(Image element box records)
— BEGIN —
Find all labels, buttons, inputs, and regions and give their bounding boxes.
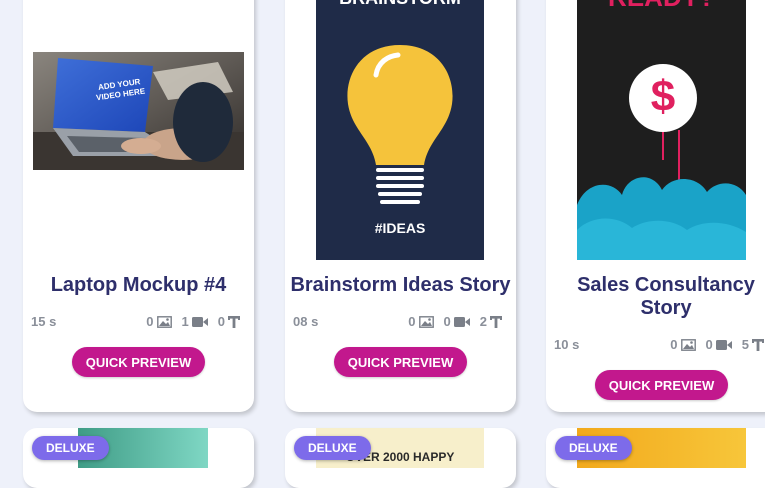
video-count: 0 xyxy=(705,337,713,352)
deluxe-badge: DELUXE xyxy=(555,436,632,460)
dollar-icon: $ xyxy=(650,72,676,121)
quick-preview-button[interactable]: QUICK PREVIEW xyxy=(595,370,728,400)
template-card-brainstorm-ideas[interactable]: BRAINSTORM #IDEAS Brainstorm Ideas Story… xyxy=(285,0,516,412)
image-count: 0 xyxy=(670,337,678,352)
text-icon xyxy=(752,338,764,351)
duration: 15 s xyxy=(31,314,57,329)
thumbnail-tag: #IDEAS xyxy=(374,220,426,236)
image-count: 0 xyxy=(146,314,154,329)
card-meta: 15 s 0 1 0 xyxy=(23,314,254,332)
text-icon xyxy=(228,315,240,328)
quick-preview-button[interactable]: QUICK PREVIEW xyxy=(72,347,205,377)
template-card-next-2[interactable]: OVER 2000 HAPPY DELUXE xyxy=(285,428,516,488)
template-card-laptop-mockup[interactable]: ADD YOUR VIDEO HERE Laptop Mockup #4 15 … xyxy=(23,0,254,412)
video-count: 1 xyxy=(181,314,189,329)
text-count: 2 xyxy=(479,314,487,329)
text-count: 5 xyxy=(741,337,749,352)
duration: 10 s xyxy=(554,337,580,352)
template-card-next-3[interactable]: DELUXE xyxy=(546,428,765,488)
template-thumbnail[interactable]: $ READY? xyxy=(577,0,746,260)
template-card-sales-consultancy[interactable]: $ READY? Sales Consultancy Story 10 s 0 … xyxy=(546,0,765,412)
video-camera-icon xyxy=(453,316,470,327)
deluxe-badge: DELUXE xyxy=(294,436,371,460)
video-camera-icon xyxy=(191,316,208,327)
card-title: Sales Consultancy Story xyxy=(577,274,755,319)
video-camera-icon xyxy=(715,339,732,350)
duration: 08 s xyxy=(293,314,319,329)
deluxe-badge: DELUXE xyxy=(32,436,109,460)
card-meta: 08 s 0 0 2 xyxy=(285,314,516,332)
text-count: 0 xyxy=(217,314,225,329)
template-thumbnail[interactable]: ADD YOUR VIDEO HERE xyxy=(33,52,244,170)
card-meta: 10 s 0 0 5 xyxy=(546,337,765,355)
image-icon xyxy=(156,315,172,328)
image-icon xyxy=(418,315,434,328)
image-icon xyxy=(680,338,696,351)
template-card-next-1[interactable]: DELUXE xyxy=(23,428,254,488)
image-count: 0 xyxy=(408,314,416,329)
thumbnail-heading: BRAINSTORM xyxy=(316,0,484,9)
template-thumbnail[interactable]: BRAINSTORM #IDEAS xyxy=(316,0,484,260)
card-title: Brainstorm Ideas Story xyxy=(290,274,511,296)
text-icon xyxy=(490,315,502,328)
thumbnail-heading: READY? xyxy=(577,0,746,13)
quick-preview-button[interactable]: QUICK PREVIEW xyxy=(334,347,467,377)
card-title: Laptop Mockup #4 xyxy=(50,274,227,296)
video-count: 0 xyxy=(443,314,451,329)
— END —
» **WHAT YOU WILL DO**
Please replace every "QUICK PREVIEW" in the listing with "LIVE PREVIEW" and leave the rest unchanged. Leave the pictures out of your answer.

» **TASK OUTPUT**
Find all labels, buttons, inputs, and regions and give their bounding boxes.
video-count: 0 xyxy=(705,337,713,352)
deluxe-badge: DELUXE xyxy=(555,436,632,460)
dollar-icon: $ xyxy=(650,72,676,121)
quick-preview-button[interactable]: LIVE PREVIEW xyxy=(595,370,728,400)
template-card-brainstorm-ideas[interactable]: BRAINSTORM #IDEAS Brainstorm Ideas Story… xyxy=(285,0,516,412)
image-count: 0 xyxy=(670,337,678,352)
text-icon xyxy=(752,338,764,351)
duration: 15 s xyxy=(31,314,57,329)
thumbnail-tag: #IDEAS xyxy=(374,220,426,236)
image-count: 0 xyxy=(146,314,154,329)
card-meta: 15 s 0 1 0 xyxy=(23,314,254,332)
text-icon xyxy=(228,315,240,328)
quick-preview-button[interactable]: LIVE PREVIEW xyxy=(72,347,205,377)
template-card-next-2[interactable]: OVER 2000 HAPPY DELUXE xyxy=(285,428,516,488)
template-card-laptop-mockup[interactable]: ADD YOUR VIDEO HERE Laptop Mockup #4 15 … xyxy=(23,0,254,412)
video-count: 1 xyxy=(181,314,189,329)
text-count: 2 xyxy=(479,314,487,329)
text-count: 5 xyxy=(741,337,749,352)
duration: 10 s xyxy=(554,337,580,352)
template-card-next-3[interactable]: DELUXE xyxy=(546,428,765,488)
template-thumbnail[interactable]: $ READY? xyxy=(577,0,746,260)
template-card-sales-consultancy[interactable]: $ READY? Sales Consultancy Story 10 s 0 … xyxy=(546,0,765,412)
video-camera-icon xyxy=(453,316,470,327)
deluxe-badge: DELUXE xyxy=(294,436,371,460)
video-camera-icon xyxy=(191,316,208,327)
card-title: Sales Consultancy Story xyxy=(577,274,755,319)
video-camera-icon xyxy=(715,339,732,350)
duration: 08 s xyxy=(293,314,319,329)
deluxe-badge: DELUXE xyxy=(32,436,109,460)
card-meta: 08 s 0 0 2 xyxy=(285,314,516,332)
text-count: 0 xyxy=(217,314,225,329)
template-thumbnail[interactable]: ADD YOUR VIDEO HERE xyxy=(33,52,244,170)
card-meta: 10 s 0 0 5 xyxy=(546,337,765,355)
image-icon xyxy=(156,315,172,328)
image-icon xyxy=(418,315,434,328)
image-icon xyxy=(680,338,696,351)
template-card-next-1[interactable]: DELUXE xyxy=(23,428,254,488)
image-count: 0 xyxy=(408,314,416,329)
thumbnail-heading: BRAINSTORM xyxy=(316,0,484,9)
template-thumbnail[interactable]: BRAINSTORM #IDEAS xyxy=(316,0,484,260)
card-title: Brainstorm Ideas Story xyxy=(290,274,511,296)
text-icon xyxy=(490,315,502,328)
thumbnail-heading: READY? xyxy=(577,0,746,13)
quick-preview-button[interactable]: LIVE PREVIEW xyxy=(334,347,467,377)
card-title: Laptop Mockup #4 xyxy=(50,274,227,296)
video-count: 0 xyxy=(443,314,451,329)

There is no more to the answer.